▶ TASK TO CARRY OUT: Write the records out again, precisely as they stand.

▶ DATASET EXCERPTS:
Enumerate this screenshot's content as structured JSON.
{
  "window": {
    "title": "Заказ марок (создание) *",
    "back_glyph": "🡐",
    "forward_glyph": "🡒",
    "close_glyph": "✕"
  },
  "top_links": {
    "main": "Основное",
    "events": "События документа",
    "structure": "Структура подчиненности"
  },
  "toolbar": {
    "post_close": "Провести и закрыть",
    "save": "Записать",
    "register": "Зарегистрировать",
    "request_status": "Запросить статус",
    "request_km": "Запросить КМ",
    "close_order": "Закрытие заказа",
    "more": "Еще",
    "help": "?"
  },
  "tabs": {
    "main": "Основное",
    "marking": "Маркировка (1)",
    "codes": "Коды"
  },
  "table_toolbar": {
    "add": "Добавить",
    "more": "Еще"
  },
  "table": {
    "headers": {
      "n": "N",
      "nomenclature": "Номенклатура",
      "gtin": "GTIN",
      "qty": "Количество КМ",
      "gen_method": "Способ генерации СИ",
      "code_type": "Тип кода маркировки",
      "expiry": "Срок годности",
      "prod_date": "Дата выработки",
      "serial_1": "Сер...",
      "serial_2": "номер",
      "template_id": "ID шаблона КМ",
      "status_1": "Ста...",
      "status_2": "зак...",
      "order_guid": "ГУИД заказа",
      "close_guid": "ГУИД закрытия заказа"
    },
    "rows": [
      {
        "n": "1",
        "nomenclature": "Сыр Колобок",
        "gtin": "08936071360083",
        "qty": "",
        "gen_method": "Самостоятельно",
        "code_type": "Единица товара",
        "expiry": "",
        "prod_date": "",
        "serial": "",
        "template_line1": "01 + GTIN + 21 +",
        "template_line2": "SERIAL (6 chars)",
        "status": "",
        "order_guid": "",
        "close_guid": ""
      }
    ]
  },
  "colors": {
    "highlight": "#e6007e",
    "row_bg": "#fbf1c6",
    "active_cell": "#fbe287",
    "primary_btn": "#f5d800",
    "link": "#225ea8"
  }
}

▶ WRITTEN RESPONSE:
Enumerate this screenshot's content as structured JSON.
{
  "window": {
    "title": "Заказ марок (создание) *",
    "back_glyph": "🡐",
    "forward_glyph": "🡒",
    "close_glyph": "✕"
  },
  "top_links": {
    "main": "Основное",
    "events": "События документа",
    "structure": "Структура подчиненности"
  },
  "toolbar": {
    "post_close": "Провести и закрыть",
    "save": "Записать",
    "register": "Зарегистрировать",
    "request_status": "Запросить статус",
    "request_km": "Запросить КМ",
    "close_order": "Закрытие заказа",
    "more": "Еще",
    "help": "?"
  },
  "tabs": {
    "main": "Основное",
    "marking": "Маркировка (1)",
    "codes": "Коды"
  },
  "table_toolbar": {
    "add": "Добавить",
    "more": "Еще"
  },
  "table": {
    "headers": {
      "n": "N",
      "nomenclature": "Номенклатура",
      "gtin": "GTIN",
      "qty": "Количество КМ",
      "gen_method": "Способ генерации СИ",
      "code_type": "Тип кода маркировки",
      "expiry": "Срок годности",
      "prod_date": "Дата выработки",
      "serial_1": "Сер...",
      "serial_2": "номер",
      "template_id": "ID шаблона КМ",
      "status_1": "Ста...",
      "status_2": "зак...",
      "order_guid": "ГУИД заказа",
      "close_guid": "ГУИД закрытия заказа"
    },
    "rows": [
      {
        "n": "1",
        "nomenclature": "Сыр Колобок",
        "gtin": "08936071360083",
        "qty": "",
        "gen_method": "Самостоятельно",
        "code_type": "Единица товара",
        "expiry": "",
        "prod_date": "",
        "serial": "",
        "template_line1": "01 + GTIN + 21 +",
        "template_line2": "SERIAL (6 chars)",
        "status": "",
        "order_guid": "",
        "close_guid": ""
      }
    ]
  },
  "colors": {
    "highlight": "#e6007e",
    "row_bg": "#fbf1c6",
    "active_cell": "#fbe287",
    "primary_btn": "#f5d800",
    "link": "#225ea8"
  }
}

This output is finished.